**ACTIVITY:** Please return the portion of the Tebbit Test article from "Fast forward to" up to and including "Tebbit to history.", copied word for word.

Consigning Tebbit to history, unleashing the Diaspora Dividend
By appointing the most ethnically diverse Cabinet in history, Boris Johnson has consigned the ‘Tebbit Test’ to history. He must now unleash the true potential of Britain’s diaspora communities, writes India Inc. Founder & CEO Manoj Ladwa.
A few weeks ago, we witnessed the greatest game of cricket in history. England beat New Zealand in a nail-biting finish to lift the World Cup. Throughout the tournament, India were the favourites, only to be beaten in the semi-finals by New Zealand. Had India got to the final, I – like the overwhelming majority of Britain’s 1.5 million Indian diaspora – would have loudly and proudly supported India in the final against England. And in doing so, dismally failing the infamous “cricket test”.
The cricket test, also known as the Tebbit Test, was a controversial phrase coined almost 30 years ago by the British Conservative politician, Norman Tebbit, in reference to the perceived lack of loyalty to the England cricket team among South Asian and Caribbean immigrants and their children. The suggestion being that immigrants and their children who did not support England were not sufficiently integrated into British society.
Fast forward to 2019. Boris Johnson, much to his credit, has appointed the most ethnically diverse Cabinet in history – Sajid Javid, the son of a Pakistani immigrant as Chancellor of the Exchequer; Priti Patel, the daughter of an Indian immigrant, as Home Secretary (two of the great offices of state); along with Alok Sharma as International Development Secretary; Rishi Sunak, Chief Secretary to the Treasury; and James Cleverly, the son of an immigrant nurse from Sierra Leone, as Conservative Party Chairman. Who would have thought?
Boris has in one full sweep consigned Tebbit to history.
It is a telling fact that none of these powerful British politicians, and I would include London Mayor Sadiq Khan in this list, have sought to hide their origins. As my friend, Lord Gadhia, very rightly put it: “I don’t have to prove my Britishness to anyone, neither can anyone deny my Indian-ness.”
From my own personal experiences, I know that they have used every possible opportunity not only to celebrate their heritage, but also to highlight opportunities for stronger business and strategic relations between the UK and the countries of their parents’ origin.
Tebbit defined the past. Johnson must now define the future. He has an opportunity to reframe and repurpose Britain’s identity in this New World, and in doing so define for itself and the World what Britain will and won’t stand for.

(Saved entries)
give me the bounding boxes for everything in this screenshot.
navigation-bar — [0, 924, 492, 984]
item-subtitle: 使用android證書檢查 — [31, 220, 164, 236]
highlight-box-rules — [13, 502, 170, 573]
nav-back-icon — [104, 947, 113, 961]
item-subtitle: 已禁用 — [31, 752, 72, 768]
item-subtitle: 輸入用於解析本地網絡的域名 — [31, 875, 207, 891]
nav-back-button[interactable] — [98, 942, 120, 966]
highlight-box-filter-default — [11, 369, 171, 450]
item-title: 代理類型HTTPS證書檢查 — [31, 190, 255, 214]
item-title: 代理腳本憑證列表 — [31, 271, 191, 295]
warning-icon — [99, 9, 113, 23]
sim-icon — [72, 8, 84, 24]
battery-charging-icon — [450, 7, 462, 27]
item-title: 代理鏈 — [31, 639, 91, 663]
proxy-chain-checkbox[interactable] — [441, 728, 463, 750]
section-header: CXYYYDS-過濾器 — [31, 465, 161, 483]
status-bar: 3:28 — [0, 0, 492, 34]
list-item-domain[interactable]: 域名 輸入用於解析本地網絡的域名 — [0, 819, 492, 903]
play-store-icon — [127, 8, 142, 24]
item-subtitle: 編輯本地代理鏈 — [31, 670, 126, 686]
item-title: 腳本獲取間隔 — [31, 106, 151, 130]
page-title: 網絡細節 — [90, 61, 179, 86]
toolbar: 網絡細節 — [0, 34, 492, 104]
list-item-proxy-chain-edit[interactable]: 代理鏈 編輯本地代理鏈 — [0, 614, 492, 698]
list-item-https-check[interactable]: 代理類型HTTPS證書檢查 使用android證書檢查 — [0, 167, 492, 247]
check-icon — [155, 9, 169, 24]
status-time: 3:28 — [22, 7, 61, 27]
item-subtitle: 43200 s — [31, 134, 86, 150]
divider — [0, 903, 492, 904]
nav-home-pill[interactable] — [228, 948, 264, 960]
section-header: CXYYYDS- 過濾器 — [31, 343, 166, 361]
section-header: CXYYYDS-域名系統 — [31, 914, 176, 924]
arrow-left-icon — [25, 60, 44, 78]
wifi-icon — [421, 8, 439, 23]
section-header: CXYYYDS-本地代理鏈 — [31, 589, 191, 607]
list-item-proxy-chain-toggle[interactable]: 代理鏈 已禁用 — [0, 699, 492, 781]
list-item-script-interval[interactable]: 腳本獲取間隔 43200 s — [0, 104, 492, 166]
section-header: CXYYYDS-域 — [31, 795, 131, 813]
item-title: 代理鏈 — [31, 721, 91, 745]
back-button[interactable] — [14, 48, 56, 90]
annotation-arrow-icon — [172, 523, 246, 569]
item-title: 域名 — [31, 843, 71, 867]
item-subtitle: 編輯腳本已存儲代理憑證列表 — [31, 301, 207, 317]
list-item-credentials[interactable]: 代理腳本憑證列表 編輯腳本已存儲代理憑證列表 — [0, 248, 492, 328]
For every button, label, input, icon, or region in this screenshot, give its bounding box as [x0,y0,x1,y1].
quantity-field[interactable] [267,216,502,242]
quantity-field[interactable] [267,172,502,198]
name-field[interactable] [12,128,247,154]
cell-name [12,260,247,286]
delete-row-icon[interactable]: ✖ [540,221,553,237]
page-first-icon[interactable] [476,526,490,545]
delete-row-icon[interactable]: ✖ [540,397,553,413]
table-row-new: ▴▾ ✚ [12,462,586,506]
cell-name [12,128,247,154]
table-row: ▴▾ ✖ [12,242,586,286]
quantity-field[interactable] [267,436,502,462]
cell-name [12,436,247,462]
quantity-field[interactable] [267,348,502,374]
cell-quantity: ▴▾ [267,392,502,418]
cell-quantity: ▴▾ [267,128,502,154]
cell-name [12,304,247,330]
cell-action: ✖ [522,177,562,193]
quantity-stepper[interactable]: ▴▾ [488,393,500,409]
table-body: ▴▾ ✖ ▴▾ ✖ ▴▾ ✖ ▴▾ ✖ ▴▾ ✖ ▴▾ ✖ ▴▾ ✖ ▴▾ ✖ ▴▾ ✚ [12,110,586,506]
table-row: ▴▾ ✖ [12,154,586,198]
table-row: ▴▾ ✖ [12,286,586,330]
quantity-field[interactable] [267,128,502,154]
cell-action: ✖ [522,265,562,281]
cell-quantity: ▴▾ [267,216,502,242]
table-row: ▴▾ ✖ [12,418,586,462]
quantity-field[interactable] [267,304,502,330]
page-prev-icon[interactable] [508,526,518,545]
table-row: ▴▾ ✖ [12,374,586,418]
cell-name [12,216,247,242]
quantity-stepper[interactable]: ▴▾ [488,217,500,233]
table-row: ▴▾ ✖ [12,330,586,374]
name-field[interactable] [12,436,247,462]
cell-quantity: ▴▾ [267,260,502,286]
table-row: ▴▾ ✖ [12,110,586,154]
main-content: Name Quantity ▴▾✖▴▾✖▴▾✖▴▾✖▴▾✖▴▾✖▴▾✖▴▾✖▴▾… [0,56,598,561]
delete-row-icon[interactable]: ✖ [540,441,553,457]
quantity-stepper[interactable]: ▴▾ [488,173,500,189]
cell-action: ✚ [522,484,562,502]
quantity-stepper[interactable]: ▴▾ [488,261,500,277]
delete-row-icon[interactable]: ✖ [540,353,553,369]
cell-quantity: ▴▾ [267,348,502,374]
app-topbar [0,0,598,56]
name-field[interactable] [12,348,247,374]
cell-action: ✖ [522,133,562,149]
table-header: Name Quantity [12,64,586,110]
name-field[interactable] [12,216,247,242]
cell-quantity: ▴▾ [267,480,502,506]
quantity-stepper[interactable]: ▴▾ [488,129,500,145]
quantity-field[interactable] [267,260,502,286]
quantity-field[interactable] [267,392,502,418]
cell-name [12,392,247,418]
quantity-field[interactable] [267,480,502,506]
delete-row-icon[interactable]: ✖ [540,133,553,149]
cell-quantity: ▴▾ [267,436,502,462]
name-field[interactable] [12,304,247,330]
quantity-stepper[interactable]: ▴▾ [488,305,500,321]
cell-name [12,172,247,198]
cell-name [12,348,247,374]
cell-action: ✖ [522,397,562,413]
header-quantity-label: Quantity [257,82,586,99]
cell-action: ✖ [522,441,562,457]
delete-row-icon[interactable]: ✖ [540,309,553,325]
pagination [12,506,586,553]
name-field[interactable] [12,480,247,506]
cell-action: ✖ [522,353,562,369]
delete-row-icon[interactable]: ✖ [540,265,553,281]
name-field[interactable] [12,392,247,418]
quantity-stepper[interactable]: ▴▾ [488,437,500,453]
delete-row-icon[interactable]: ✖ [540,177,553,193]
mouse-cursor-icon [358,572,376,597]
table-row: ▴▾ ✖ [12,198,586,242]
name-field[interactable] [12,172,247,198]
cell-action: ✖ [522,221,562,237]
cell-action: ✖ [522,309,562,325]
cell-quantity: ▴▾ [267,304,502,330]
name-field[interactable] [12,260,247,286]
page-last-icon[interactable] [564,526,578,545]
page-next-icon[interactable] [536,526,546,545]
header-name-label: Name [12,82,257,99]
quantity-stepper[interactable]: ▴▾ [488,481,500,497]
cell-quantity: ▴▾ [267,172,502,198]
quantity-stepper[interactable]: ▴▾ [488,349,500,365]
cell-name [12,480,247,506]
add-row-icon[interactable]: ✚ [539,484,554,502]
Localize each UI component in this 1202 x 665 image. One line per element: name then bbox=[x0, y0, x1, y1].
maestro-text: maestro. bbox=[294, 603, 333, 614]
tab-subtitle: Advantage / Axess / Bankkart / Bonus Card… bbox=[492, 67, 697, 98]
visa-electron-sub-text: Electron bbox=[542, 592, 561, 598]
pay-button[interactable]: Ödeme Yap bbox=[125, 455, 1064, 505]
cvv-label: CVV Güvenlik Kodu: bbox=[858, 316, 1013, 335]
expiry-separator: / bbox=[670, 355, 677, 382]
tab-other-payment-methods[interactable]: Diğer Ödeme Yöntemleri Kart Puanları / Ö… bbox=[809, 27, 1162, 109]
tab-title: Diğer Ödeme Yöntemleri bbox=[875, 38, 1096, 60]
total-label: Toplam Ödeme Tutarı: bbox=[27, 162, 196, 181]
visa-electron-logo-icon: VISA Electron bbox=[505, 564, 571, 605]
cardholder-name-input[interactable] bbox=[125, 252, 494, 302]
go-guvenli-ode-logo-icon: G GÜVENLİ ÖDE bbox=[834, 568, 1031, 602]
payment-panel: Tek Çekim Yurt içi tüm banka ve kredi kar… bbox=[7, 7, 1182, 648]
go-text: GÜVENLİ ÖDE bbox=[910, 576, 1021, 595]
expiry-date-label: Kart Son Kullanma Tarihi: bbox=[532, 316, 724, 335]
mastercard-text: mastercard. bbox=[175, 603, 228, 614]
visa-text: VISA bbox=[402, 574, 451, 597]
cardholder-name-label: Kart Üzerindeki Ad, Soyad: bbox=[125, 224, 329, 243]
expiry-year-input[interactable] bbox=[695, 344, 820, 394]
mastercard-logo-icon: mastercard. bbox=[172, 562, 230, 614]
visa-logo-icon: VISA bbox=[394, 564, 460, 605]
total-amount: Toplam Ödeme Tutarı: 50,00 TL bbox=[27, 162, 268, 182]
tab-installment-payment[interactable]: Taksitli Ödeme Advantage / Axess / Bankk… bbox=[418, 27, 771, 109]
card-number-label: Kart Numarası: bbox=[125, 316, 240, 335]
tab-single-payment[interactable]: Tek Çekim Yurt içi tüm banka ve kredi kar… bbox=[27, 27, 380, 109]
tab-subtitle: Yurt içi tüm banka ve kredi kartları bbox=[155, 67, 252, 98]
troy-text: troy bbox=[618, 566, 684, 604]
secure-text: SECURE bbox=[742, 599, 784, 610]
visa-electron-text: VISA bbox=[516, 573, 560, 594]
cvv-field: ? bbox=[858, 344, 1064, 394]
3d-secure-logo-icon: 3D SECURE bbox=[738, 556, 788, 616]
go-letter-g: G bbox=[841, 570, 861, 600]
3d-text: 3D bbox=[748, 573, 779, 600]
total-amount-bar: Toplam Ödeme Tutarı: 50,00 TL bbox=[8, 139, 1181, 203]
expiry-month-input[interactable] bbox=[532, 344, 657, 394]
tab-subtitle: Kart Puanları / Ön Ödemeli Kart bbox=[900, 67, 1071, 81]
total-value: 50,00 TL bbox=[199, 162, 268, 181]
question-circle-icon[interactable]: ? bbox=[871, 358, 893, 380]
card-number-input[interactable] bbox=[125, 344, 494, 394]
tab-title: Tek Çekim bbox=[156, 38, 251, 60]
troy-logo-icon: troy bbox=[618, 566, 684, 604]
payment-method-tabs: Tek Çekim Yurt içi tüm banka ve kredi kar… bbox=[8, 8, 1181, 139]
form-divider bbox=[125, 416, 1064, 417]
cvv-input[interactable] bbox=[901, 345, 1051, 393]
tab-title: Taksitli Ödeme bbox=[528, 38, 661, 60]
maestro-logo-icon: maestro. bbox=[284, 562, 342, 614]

**THE COMPLETED TASK:**
Fast forward to 2019. Boris Johnson, much to his credit, has appointed the most ethnically diverse Cabinet in history – Sajid Javid, the son of a Pakistani immigrant as Chancellor of the Exchequer; Priti Patel, the daughter of an Indian immigrant, as Home Secretary (two of the great offices of state); along with Alok Sharma as International Development Secretary; Rishi Sunak, Chief Secretary to the Treasury; and James Cleverly, the son of an immigrant nurse from Sierra Leone, as Conservative Party Chairman. Who would have thought?
Boris has in one full sweep consigned Tebbit to history.